[Start Data provided]
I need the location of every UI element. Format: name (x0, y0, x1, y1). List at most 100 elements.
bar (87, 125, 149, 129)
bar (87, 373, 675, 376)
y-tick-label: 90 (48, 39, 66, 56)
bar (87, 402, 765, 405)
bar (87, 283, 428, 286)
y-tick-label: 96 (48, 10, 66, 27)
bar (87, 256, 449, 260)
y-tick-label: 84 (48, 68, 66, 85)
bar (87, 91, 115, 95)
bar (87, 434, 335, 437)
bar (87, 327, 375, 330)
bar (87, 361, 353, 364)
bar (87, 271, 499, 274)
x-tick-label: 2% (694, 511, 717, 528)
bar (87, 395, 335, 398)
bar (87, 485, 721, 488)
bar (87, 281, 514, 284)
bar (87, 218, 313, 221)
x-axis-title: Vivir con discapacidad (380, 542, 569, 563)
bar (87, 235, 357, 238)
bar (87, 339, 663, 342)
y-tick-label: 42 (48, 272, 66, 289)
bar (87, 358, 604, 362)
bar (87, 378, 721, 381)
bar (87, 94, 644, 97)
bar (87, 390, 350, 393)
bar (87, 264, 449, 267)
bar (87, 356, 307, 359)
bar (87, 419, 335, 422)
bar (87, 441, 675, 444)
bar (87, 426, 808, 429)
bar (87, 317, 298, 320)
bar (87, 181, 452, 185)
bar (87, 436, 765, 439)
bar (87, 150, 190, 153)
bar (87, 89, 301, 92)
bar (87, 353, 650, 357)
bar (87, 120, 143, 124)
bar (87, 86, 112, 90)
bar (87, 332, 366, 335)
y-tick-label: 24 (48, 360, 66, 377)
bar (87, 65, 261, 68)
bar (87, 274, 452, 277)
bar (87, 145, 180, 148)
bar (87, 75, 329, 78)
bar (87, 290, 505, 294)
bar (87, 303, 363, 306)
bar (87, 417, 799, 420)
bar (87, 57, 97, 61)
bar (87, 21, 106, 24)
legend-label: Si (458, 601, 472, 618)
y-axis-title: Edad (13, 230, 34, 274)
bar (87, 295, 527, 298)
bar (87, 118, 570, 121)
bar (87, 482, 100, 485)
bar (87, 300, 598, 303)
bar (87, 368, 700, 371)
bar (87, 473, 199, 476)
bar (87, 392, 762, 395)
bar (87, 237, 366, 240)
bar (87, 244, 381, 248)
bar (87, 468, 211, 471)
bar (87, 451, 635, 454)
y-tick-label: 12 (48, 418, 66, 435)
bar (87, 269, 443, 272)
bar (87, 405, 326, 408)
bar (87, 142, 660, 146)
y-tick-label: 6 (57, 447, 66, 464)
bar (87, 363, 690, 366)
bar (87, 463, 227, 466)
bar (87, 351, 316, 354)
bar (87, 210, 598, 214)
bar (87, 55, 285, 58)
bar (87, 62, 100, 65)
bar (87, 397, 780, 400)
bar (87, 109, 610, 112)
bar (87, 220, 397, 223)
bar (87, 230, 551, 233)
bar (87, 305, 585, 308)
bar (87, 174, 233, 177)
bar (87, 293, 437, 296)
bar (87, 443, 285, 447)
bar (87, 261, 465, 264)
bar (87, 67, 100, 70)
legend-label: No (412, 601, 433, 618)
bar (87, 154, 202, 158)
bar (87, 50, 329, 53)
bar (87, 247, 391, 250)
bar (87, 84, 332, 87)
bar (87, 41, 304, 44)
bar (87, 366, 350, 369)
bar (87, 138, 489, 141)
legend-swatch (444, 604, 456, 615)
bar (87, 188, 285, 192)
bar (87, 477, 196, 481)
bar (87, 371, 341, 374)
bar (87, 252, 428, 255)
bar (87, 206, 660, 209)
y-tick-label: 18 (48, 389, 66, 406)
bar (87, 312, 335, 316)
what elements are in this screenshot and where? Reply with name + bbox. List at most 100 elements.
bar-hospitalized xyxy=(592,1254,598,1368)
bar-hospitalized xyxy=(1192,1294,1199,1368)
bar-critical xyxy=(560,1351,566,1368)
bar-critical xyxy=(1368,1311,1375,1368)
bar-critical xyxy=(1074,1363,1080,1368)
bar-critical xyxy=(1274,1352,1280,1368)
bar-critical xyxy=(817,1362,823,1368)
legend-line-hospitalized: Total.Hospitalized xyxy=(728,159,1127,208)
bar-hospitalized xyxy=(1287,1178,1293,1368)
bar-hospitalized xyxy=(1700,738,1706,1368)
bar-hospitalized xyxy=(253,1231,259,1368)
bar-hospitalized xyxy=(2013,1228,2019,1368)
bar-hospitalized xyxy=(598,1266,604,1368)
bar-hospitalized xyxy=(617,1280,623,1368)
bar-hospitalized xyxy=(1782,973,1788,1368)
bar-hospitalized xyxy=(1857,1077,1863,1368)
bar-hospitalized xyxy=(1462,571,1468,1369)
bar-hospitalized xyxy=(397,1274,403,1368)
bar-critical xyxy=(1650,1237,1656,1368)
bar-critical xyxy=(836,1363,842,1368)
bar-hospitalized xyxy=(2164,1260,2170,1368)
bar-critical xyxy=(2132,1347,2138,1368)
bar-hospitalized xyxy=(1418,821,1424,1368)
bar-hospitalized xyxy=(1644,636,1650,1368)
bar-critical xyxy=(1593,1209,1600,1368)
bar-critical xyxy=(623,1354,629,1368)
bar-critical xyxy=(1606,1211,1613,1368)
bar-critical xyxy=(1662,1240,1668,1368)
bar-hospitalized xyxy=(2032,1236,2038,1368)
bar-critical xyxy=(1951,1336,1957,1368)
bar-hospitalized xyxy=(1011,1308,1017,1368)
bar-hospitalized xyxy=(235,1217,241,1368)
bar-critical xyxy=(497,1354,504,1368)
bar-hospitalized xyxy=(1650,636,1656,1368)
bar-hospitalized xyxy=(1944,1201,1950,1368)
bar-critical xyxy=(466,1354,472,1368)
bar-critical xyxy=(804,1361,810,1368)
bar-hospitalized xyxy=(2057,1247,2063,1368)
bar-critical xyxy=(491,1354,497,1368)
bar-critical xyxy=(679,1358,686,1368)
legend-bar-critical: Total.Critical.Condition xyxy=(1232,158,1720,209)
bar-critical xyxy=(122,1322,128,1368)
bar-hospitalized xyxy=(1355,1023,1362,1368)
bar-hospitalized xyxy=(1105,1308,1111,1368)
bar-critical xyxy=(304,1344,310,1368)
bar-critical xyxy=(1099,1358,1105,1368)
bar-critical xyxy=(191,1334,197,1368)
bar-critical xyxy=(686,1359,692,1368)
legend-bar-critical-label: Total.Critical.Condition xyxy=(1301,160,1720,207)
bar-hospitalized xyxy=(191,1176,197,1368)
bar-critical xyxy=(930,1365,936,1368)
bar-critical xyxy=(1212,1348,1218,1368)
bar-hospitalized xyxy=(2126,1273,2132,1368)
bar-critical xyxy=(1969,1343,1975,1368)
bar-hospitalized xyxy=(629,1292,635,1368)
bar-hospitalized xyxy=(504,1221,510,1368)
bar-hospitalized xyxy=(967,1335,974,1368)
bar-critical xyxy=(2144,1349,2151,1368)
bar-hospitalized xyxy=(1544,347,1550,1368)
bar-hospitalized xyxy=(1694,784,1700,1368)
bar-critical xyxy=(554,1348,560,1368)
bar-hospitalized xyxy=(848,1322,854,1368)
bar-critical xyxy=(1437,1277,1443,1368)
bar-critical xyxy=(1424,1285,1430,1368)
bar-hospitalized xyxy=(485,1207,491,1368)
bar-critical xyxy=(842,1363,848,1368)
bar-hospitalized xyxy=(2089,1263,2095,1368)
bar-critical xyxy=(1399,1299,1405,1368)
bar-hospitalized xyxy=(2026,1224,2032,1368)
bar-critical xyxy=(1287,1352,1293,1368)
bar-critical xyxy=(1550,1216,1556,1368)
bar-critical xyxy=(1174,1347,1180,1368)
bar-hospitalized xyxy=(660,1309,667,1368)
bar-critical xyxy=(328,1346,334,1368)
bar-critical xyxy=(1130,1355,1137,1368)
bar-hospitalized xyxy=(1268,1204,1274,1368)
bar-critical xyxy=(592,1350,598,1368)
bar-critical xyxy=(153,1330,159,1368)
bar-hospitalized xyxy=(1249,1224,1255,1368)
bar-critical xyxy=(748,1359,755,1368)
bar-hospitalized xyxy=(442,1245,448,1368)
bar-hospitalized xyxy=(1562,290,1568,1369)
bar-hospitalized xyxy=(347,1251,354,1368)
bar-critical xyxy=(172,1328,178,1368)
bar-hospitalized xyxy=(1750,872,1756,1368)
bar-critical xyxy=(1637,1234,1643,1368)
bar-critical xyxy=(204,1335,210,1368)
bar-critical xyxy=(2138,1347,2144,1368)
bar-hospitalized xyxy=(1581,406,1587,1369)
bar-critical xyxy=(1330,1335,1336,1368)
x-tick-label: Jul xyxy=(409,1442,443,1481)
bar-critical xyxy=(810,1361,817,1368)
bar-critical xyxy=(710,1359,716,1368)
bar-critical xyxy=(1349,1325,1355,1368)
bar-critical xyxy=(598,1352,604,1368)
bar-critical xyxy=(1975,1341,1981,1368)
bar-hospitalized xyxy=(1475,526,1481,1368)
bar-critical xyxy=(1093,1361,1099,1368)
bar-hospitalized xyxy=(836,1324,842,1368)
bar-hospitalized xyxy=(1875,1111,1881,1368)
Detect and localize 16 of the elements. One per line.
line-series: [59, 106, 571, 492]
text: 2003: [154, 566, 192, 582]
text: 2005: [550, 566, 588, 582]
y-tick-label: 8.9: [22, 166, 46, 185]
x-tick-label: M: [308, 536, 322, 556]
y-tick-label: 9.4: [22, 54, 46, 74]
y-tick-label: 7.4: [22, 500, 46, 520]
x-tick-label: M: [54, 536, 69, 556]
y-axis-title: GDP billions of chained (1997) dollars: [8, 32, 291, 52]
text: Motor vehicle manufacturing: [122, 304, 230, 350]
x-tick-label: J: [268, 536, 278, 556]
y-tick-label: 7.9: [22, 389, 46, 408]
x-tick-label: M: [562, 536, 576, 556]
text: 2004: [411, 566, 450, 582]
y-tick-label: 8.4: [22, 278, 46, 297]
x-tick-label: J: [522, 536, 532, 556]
[End Data provided]
### Exercise brief
Reproduce the listing above exactly, starting with its first line and going on through the line with "bar (87, 434, 335, 437)", including both of those lines.

### Full response
I need the location of every UI element. Format: name (x0, y0, x1, y1). List at most 100 elements.
bar (87, 125, 149, 129)
bar (87, 373, 675, 376)
y-tick-label: 90 (48, 39, 66, 56)
bar (87, 402, 765, 405)
bar (87, 283, 428, 286)
y-tick-label: 96 (48, 10, 66, 27)
bar (87, 256, 449, 260)
y-tick-label: 84 (48, 68, 66, 85)
bar (87, 91, 115, 95)
bar (87, 434, 335, 437)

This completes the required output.